Dataset entries:
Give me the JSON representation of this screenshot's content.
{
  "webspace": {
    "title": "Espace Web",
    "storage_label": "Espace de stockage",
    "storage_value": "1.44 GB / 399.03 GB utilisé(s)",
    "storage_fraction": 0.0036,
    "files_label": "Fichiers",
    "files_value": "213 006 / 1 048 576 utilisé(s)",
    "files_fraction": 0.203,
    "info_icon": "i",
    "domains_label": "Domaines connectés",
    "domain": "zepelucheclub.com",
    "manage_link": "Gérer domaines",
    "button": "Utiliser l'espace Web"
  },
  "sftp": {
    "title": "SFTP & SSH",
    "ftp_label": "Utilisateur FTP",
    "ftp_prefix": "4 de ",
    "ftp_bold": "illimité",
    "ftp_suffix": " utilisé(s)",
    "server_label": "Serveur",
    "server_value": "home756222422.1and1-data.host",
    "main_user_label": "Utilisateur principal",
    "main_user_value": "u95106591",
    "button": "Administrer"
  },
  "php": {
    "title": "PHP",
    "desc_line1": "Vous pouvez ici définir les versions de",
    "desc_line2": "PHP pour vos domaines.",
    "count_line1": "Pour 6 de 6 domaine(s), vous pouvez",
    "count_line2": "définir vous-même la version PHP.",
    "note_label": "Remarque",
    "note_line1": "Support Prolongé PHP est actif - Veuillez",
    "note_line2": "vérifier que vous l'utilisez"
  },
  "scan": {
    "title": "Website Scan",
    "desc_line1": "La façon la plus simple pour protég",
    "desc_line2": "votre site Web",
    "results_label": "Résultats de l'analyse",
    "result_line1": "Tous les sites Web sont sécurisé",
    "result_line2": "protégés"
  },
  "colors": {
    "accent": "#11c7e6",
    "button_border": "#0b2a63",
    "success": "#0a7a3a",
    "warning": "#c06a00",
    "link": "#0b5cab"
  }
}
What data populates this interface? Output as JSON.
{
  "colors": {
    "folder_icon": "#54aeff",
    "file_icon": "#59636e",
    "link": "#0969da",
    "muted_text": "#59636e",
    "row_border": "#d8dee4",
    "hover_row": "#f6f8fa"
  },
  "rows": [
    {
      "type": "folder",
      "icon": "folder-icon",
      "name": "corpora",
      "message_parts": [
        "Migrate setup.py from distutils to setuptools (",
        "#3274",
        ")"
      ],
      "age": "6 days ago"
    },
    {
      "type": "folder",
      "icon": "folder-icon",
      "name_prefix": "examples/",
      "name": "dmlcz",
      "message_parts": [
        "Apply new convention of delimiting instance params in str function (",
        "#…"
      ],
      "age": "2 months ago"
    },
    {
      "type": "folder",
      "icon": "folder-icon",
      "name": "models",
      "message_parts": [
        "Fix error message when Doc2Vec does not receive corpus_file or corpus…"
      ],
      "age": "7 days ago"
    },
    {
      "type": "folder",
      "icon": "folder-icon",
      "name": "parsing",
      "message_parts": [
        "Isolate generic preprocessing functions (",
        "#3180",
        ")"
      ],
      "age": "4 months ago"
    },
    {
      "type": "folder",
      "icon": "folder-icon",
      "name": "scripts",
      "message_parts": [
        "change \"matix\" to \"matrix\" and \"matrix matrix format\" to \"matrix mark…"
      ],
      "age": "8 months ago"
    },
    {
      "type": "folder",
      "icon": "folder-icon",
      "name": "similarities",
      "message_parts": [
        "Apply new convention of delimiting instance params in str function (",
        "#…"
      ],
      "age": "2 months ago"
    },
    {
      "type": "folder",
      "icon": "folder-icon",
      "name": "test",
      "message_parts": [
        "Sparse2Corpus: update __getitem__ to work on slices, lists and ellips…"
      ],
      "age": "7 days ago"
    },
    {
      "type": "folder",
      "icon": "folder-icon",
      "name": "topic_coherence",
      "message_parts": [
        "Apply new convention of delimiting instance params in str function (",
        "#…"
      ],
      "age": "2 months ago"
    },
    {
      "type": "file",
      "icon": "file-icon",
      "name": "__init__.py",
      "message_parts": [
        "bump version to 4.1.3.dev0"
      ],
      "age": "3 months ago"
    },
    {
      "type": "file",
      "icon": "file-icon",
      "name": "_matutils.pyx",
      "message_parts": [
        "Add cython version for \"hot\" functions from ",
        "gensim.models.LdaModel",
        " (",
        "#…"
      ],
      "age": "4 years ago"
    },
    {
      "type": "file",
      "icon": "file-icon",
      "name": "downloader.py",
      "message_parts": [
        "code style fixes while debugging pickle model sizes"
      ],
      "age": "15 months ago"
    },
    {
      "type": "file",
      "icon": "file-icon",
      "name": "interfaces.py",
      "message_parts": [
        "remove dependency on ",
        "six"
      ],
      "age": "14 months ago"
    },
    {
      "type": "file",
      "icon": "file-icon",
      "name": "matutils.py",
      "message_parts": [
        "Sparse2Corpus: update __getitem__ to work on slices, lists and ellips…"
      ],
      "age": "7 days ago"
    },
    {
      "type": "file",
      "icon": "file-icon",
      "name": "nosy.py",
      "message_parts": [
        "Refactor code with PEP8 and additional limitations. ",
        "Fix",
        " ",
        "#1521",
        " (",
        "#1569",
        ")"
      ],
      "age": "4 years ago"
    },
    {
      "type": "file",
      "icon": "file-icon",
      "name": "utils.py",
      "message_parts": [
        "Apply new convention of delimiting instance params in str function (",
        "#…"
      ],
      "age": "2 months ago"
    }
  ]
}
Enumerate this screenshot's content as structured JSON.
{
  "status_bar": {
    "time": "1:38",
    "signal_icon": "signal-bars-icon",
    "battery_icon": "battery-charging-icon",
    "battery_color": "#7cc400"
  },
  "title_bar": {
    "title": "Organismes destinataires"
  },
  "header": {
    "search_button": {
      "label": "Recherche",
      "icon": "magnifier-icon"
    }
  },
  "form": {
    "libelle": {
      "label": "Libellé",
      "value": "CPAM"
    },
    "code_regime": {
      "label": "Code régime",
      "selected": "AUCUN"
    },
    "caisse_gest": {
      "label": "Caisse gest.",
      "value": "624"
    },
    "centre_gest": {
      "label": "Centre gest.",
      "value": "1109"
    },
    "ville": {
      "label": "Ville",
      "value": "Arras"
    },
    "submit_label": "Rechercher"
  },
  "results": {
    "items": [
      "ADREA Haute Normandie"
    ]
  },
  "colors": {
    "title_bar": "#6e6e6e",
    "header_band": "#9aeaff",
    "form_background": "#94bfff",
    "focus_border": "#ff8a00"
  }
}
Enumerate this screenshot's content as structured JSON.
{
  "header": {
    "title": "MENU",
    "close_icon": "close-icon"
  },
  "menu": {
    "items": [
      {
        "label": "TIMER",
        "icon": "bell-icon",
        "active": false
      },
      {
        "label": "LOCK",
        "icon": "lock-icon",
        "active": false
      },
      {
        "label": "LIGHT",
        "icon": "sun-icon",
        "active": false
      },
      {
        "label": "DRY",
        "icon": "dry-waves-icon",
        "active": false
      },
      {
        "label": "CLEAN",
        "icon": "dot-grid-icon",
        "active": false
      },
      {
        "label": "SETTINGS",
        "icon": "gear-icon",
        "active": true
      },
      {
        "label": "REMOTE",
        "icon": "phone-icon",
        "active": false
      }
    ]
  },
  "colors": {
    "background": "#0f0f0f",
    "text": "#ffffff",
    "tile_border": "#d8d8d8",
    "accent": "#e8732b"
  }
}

• _WRITTEN REQUEST_
The entries above must be returned exactly.

• _THE RESULT_
Give me the JSON representation of this screenshot's content.
{
  "webspace": {
    "title": "Espace Web",
    "storage_label": "Espace de stockage",
    "storage_value": "1.44 GB / 399.03 GB utilisé(s)",
    "storage_fraction": 0.0036,
    "files_label": "Fichiers",
    "files_value": "213 006 / 1 048 576 utilisé(s)",
    "files_fraction": 0.203,
    "info_icon": "i",
    "domains_label": "Domaines connectés",
    "domain": "zepelucheclub.com",
    "manage_link": "Gérer domaines",
    "button": "Utiliser l'espace Web"
  },
  "sftp": {
    "title": "SFTP & SSH",
    "ftp_label": "Utilisateur FTP",
    "ftp_prefix": "4 de ",
    "ftp_bold": "illimité",
    "ftp_suffix": " utilisé(s)",
    "server_label": "Serveur",
    "server_value": "home756222422.1and1-data.host",
    "main_user_label": "Utilisateur principal",
    "main_user_value": "u95106591",
    "button": "Administrer"
  },
  "php": {
    "title": "PHP",
    "desc_line1": "Vous pouvez ici définir les versions de",
    "desc_line2": "PHP pour vos domaines.",
    "count_line1": "Pour 6 de 6 domaine(s), vous pouvez",
    "count_line2": "définir vous-même la version PHP.",
    "note_label": "Remarque",
    "note_line1": "Support Prolongé PHP est actif - Veuillez",
    "note_line2": "vérifier que vous l'utilisez"
  },
  "scan": {
    "title": "Website Scan",
    "desc_line1": "La façon la plus simple pour protég",
    "desc_line2": "votre site Web",
    "results_label": "Résultats de l'analyse",
    "result_line1": "Tous les sites Web sont sécurisé",
    "result_line2": "protégés"
  },
  "colors": {
    "accent": "#11c7e6",
    "button_border": "#0b2a63",
    "success": "#0a7a3a",
    "warning": "#c06a00",
    "link": "#0b5cab"
  }
}
What data populates this interface? Output as JSON.
{
  "colors": {
    "folder_icon": "#54aeff",
    "file_icon": "#59636e",
    "link": "#0969da",
    "muted_text": "#59636e",
    "row_border": "#d8dee4",
    "hover_row": "#f6f8fa"
  },
  "rows": [
    {
      "type": "folder",
      "icon": "folder-icon",
      "name": "corpora",
      "message_parts": [
        "Migrate setup.py from distutils to setuptools (",
        "#3274",
        ")"
      ],
      "age": "6 days ago"
    },
    {
      "type": "folder",
      "icon": "folder-icon",
      "name_prefix": "examples/",
      "name": "dmlcz",
      "message_parts": [
        "Apply new convention of delimiting instance params in str function (",
        "#…"
      ],
      "age": "2 months ago"
    },
    {
      "type": "folder",
      "icon": "folder-icon",
      "name": "models",
      "message_parts": [
        "Fix error message when Doc2Vec does not receive corpus_file or corpus…"
      ],
      "age": "7 days ago"
    },
    {
      "type": "folder",
      "icon": "folder-icon",
      "name": "parsing",
      "message_parts": [
        "Isolate generic preprocessing functions (",
        "#3180",
        ")"
      ],
      "age": "4 months ago"
    },
    {
      "type": "folder",
      "icon": "folder-icon",
      "name": "scripts",
      "message_parts": [
        "change \"matix\" to \"matrix\" and \"matrix matrix format\" to \"matrix mark…"
      ],
      "age": "8 months ago"
    },
    {
      "type": "folder",
      "icon": "folder-icon",
      "name": "similarities",
      "message_parts": [
        "Apply new convention of delimiting instance params in str function (",
        "#…"
      ],
      "age": "2 months ago"
    },
    {
      "type": "folder",
      "icon": "folder-icon",
      "name": "test",
      "message_parts": [
        "Sparse2Corpus: update __getitem__ to work on slices, lists and ellips…"
      ],
      "age": "7 days ago"
    },
    {
      "type": "folder",
      "icon": "folder-icon",
      "name": "topic_coherence",
      "message_parts": [
        "Apply new convention of delimiting instance params in str function (",
        "#…"
      ],
      "age": "2 months ago"
    },
    {
      "type": "file",
      "icon": "file-icon",
      "name": "__init__.py",
      "message_parts": [
        "bump version to 4.1.3.dev0"
      ],
      "age": "3 months ago"
    },
    {
      "type": "file",
      "icon": "file-icon",
      "name": "_matutils.pyx",
      "message_parts": [
        "Add cython version for \"hot\" functions from ",
        "gensim.models.LdaModel",
        " (",
        "#…"
      ],
      "age": "4 years ago"
    },
    {
      "type": "file",
      "icon": "file-icon",
      "name": "downloader.py",
      "message_parts": [
        "code style fixes while debugging pickle model sizes"
      ],
      "age": "15 months ago"
    },
    {
      "type": "file",
      "icon": "file-icon",
      "name": "interfaces.py",
      "message_parts": [
        "remove dependency on ",
        "six"
      ],
      "age": "14 months ago"
    },
    {
      "type": "file",
      "icon": "file-icon",
      "name": "matutils.py",
      "message_parts": [
        "Sparse2Corpus: update __getitem__ to work on slices, lists and ellips…"
      ],
      "age": "7 days ago"
    },
    {
      "type": "file",
      "icon": "file-icon",
      "name": "nosy.py",
      "message_parts": [
        "Refactor code with PEP8 and additional limitations. ",
        "Fix",
        " ",
        "#1521",
        " (",
        "#1569",
        ")"
      ],
      "age": "4 years ago"
    },
    {
      "type": "file",
      "icon": "file-icon",
      "name": "utils.py",
      "message_parts": [
        "Apply new convention of delimiting instance params in str function (",
        "#…"
      ],
      "age": "2 months ago"
    }
  ]
}
Enumerate this screenshot's content as structured JSON.
{
  "status_bar": {
    "time": "1:38",
    "signal_icon": "signal-bars-icon",
    "battery_icon": "battery-charging-icon",
    "battery_color": "#7cc400"
  },
  "title_bar": {
    "title": "Organismes destinataires"
  },
  "header": {
    "search_button": {
      "label": "Recherche",
      "icon": "magnifier-icon"
    }
  },
  "form": {
    "libelle": {
      "label": "Libellé",
      "value": "CPAM"
    },
    "code_regime": {
      "label": "Code régime",
      "selected": "AUCUN"
    },
    "caisse_gest": {
      "label": "Caisse gest.",
      "value": "624"
    },
    "centre_gest": {
      "label": "Centre gest.",
      "value": "1109"
    },
    "ville": {
      "label": "Ville",
      "value": "Arras"
    },
    "submit_label": "Rechercher"
  },
  "results": {
    "items": [
      "ADREA Haute Normandie"
    ]
  },
  "colors": {
    "title_bar": "#6e6e6e",
    "header_band": "#9aeaff",
    "form_background": "#94bfff",
    "focus_border": "#ff8a00"
  }
}
Enumerate this screenshot's content as structured JSON.
{
  "header": {
    "title": "MENU",
    "close_icon": "close-icon"
  },
  "menu": {
    "items": [
      {
        "label": "TIMER",
        "icon": "bell-icon",
        "active": false
      },
      {
        "label": "LOCK",
        "icon": "lock-icon",
        "active": false
      },
      {
        "label": "LIGHT",
        "icon": "sun-icon",
        "active": false
      },
      {
        "label": "DRY",
        "icon": "dry-waves-icon",
        "active": false
      },
      {
        "label": "CLEAN",
        "icon": "dot-grid-icon",
        "active": false
      },
      {
        "label": "SETTINGS",
        "icon": "gear-icon",
        "active": true
      },
      {
        "label": "REMOTE",
        "icon": "phone-icon",
        "active": false
      }
    ]
  },
  "colors": {
    "background": "#0f0f0f",
    "text": "#ffffff",
    "tile_border": "#d8d8d8",
    "accent": "#e8732b"
  }
}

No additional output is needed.